* _What you are asked to do_: Consider the data that follows and state how many lines contain the string "واحدة", using the number alone.

'''

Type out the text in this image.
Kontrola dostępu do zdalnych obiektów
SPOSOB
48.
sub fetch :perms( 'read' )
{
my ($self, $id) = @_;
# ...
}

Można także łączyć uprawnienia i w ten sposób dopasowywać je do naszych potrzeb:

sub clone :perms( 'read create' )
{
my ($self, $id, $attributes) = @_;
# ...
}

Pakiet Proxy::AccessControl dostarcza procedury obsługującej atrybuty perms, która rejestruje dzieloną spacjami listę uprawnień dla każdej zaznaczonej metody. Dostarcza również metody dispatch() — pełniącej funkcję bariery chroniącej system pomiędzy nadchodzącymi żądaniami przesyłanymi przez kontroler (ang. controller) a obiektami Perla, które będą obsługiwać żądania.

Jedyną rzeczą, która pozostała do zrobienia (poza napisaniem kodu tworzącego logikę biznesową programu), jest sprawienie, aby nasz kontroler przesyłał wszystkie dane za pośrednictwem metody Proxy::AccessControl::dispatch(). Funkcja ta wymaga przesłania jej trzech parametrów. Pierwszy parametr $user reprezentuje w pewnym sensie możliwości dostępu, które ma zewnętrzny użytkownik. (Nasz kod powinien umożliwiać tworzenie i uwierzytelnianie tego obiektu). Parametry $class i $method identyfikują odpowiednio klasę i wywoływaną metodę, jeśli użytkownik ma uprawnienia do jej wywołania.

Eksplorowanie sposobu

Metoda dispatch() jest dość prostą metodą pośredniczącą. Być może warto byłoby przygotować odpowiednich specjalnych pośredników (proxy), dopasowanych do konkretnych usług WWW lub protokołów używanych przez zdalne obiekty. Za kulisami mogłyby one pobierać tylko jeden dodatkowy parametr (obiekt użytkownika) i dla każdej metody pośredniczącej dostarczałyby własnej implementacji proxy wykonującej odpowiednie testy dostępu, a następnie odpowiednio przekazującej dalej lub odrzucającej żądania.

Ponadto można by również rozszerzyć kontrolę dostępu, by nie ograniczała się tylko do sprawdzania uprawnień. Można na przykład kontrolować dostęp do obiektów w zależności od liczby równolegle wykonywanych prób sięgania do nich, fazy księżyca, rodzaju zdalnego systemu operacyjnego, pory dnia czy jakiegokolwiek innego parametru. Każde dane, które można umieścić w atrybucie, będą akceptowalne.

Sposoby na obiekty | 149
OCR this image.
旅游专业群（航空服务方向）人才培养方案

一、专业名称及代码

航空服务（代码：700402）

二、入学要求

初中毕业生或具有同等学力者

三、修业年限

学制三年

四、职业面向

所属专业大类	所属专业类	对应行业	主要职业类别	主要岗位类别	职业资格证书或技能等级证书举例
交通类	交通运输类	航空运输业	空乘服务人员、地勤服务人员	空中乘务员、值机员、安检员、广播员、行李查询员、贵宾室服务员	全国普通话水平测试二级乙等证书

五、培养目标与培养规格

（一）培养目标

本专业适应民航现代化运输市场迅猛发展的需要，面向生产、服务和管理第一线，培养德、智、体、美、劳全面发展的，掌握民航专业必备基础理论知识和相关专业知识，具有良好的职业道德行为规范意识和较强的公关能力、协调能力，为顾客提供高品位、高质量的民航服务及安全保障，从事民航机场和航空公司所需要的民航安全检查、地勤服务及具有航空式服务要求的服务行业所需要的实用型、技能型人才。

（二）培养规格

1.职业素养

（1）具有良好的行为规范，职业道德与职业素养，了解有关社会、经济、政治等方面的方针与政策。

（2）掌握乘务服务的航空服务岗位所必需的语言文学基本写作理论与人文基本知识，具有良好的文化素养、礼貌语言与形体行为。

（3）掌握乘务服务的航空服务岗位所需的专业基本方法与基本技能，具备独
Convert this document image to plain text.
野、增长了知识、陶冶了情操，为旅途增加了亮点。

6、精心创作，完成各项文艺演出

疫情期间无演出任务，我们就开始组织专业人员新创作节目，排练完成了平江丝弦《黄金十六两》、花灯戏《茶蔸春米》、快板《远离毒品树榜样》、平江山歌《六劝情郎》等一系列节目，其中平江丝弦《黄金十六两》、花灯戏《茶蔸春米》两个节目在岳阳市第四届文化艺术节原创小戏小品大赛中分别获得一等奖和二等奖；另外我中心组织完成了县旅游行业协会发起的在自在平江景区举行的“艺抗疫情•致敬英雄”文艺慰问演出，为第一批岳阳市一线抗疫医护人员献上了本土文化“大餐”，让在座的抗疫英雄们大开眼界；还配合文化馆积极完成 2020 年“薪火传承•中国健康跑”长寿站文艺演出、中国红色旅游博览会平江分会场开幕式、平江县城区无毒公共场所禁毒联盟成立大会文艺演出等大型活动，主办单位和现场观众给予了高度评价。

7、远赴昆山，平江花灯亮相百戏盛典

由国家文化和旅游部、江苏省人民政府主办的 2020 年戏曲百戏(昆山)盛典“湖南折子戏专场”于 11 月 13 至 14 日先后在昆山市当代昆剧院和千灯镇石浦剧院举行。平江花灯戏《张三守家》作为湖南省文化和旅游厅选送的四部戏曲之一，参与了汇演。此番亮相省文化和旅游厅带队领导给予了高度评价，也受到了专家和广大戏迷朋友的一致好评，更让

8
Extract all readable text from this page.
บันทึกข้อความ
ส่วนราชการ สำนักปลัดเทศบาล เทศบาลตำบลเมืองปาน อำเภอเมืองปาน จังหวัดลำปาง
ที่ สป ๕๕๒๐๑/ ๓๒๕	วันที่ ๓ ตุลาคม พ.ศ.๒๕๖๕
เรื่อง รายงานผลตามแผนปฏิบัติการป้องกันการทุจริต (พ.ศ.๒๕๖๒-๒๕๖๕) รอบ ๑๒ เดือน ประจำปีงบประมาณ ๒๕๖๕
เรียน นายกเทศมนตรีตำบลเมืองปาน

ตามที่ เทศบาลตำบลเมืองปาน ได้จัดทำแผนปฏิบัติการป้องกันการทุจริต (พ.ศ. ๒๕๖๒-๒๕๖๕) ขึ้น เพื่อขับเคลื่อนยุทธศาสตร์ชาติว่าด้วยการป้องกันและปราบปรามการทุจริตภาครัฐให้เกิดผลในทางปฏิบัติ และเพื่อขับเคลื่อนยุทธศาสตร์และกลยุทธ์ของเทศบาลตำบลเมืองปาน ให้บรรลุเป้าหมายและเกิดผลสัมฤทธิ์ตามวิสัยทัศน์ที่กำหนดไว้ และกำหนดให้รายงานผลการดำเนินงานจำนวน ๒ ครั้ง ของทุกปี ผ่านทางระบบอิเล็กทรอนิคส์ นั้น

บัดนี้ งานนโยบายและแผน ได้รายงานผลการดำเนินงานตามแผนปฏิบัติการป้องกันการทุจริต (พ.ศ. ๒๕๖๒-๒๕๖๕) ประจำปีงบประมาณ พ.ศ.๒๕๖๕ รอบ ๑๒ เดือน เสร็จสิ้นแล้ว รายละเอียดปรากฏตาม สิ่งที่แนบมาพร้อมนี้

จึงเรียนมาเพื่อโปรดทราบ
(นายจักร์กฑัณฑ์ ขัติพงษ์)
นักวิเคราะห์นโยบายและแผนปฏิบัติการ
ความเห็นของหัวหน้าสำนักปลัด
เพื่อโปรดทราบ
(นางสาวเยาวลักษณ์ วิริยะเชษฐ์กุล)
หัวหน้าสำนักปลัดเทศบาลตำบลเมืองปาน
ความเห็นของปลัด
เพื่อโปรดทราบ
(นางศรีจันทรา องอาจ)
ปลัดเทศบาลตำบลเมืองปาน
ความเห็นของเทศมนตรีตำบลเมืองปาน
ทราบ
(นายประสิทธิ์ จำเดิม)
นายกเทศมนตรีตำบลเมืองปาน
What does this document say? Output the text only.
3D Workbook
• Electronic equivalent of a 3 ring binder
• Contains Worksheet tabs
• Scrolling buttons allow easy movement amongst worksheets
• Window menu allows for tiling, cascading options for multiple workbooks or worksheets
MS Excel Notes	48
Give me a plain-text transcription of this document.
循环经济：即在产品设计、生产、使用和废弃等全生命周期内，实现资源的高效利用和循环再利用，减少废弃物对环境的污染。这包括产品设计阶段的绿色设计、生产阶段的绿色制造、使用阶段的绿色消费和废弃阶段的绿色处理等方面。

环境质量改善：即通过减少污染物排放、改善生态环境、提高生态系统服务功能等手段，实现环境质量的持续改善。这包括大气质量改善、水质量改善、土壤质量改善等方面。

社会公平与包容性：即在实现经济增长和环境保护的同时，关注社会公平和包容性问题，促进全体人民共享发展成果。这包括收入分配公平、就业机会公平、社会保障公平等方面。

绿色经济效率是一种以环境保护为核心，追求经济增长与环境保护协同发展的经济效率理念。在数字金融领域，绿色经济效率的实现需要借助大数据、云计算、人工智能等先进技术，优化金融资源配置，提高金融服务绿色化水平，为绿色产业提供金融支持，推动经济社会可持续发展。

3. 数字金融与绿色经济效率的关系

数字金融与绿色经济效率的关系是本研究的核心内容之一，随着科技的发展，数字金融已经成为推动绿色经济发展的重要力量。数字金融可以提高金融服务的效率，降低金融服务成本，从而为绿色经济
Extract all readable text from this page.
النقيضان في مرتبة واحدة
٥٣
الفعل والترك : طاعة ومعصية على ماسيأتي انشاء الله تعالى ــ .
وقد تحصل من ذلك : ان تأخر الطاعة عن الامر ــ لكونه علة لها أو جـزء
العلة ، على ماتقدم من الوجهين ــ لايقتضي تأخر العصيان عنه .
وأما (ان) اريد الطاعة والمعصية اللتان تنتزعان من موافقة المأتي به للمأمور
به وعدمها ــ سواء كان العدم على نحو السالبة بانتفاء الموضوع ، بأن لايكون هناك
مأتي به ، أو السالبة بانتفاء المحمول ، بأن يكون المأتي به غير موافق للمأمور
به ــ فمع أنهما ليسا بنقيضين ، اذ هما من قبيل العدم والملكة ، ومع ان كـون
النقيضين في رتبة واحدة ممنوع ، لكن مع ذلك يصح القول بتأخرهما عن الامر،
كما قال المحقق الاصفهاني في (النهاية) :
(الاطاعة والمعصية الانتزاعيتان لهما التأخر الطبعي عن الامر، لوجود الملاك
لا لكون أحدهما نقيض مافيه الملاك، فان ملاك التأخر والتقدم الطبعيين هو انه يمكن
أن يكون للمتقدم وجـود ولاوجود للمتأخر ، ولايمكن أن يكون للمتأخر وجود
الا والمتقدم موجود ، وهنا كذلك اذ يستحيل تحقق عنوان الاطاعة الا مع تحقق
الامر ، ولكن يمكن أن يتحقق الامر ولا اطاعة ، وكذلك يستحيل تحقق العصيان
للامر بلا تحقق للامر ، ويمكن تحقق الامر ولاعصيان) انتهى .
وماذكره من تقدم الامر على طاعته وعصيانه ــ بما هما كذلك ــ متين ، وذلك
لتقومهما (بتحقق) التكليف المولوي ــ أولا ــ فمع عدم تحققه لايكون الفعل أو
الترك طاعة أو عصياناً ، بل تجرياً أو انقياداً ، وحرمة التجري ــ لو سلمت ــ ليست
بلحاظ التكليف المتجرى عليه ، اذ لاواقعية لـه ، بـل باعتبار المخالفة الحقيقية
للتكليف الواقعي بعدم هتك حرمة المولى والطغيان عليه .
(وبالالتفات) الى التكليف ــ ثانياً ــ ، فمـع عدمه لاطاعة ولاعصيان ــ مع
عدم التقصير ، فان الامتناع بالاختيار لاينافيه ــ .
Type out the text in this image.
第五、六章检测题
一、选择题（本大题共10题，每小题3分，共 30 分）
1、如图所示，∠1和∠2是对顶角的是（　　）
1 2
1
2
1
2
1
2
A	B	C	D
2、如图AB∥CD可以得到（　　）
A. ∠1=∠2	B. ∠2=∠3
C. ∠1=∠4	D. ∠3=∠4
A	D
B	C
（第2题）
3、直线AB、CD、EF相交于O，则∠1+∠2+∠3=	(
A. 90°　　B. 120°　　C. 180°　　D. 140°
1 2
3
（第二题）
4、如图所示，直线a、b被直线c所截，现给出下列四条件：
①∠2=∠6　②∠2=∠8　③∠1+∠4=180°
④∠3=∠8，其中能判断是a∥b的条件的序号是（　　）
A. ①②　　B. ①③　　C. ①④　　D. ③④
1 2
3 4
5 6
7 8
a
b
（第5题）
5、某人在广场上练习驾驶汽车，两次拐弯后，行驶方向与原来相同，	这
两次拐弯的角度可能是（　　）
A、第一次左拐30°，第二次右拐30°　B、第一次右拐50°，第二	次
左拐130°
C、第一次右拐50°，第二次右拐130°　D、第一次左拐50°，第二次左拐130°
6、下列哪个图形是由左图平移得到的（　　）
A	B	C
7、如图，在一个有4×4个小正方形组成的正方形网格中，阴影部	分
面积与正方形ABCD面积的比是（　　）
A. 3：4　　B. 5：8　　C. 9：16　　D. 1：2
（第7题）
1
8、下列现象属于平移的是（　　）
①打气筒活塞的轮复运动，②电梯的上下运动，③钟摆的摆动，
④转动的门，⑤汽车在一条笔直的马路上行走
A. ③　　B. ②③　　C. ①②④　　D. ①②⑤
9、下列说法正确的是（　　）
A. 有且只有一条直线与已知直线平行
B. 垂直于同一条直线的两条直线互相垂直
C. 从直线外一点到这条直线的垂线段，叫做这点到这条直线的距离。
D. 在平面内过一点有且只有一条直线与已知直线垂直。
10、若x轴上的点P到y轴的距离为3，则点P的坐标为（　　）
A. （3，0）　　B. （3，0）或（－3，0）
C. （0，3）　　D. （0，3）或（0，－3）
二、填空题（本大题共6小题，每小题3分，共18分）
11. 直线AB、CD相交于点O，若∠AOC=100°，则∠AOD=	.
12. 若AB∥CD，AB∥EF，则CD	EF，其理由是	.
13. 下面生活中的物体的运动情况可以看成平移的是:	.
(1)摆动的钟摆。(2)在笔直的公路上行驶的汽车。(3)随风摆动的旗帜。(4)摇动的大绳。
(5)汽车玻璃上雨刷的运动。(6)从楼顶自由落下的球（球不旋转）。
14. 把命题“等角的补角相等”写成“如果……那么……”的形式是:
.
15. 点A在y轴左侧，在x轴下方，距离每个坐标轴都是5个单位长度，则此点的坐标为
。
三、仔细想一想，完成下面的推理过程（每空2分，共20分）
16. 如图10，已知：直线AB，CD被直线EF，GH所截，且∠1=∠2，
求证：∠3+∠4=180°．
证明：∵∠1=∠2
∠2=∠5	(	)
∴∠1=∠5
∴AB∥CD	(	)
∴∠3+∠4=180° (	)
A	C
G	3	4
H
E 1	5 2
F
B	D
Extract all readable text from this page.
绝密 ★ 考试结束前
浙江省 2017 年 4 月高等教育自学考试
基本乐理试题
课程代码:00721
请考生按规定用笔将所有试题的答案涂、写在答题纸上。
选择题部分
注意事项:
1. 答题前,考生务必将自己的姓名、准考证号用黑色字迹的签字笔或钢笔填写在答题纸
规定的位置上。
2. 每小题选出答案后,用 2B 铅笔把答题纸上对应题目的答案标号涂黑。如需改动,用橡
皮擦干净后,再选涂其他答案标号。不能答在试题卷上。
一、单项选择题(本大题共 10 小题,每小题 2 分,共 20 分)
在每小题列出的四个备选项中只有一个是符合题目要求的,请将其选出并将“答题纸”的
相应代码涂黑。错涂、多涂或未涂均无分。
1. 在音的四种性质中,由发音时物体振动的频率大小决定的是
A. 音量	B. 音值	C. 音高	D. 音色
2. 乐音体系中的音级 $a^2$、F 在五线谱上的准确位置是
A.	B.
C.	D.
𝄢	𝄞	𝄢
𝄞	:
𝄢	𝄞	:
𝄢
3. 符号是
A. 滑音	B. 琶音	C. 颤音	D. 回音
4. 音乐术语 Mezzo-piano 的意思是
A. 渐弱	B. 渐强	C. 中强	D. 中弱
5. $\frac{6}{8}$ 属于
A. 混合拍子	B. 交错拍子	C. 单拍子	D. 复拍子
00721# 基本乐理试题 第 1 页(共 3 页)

'''

* _Output for this exercise_: 2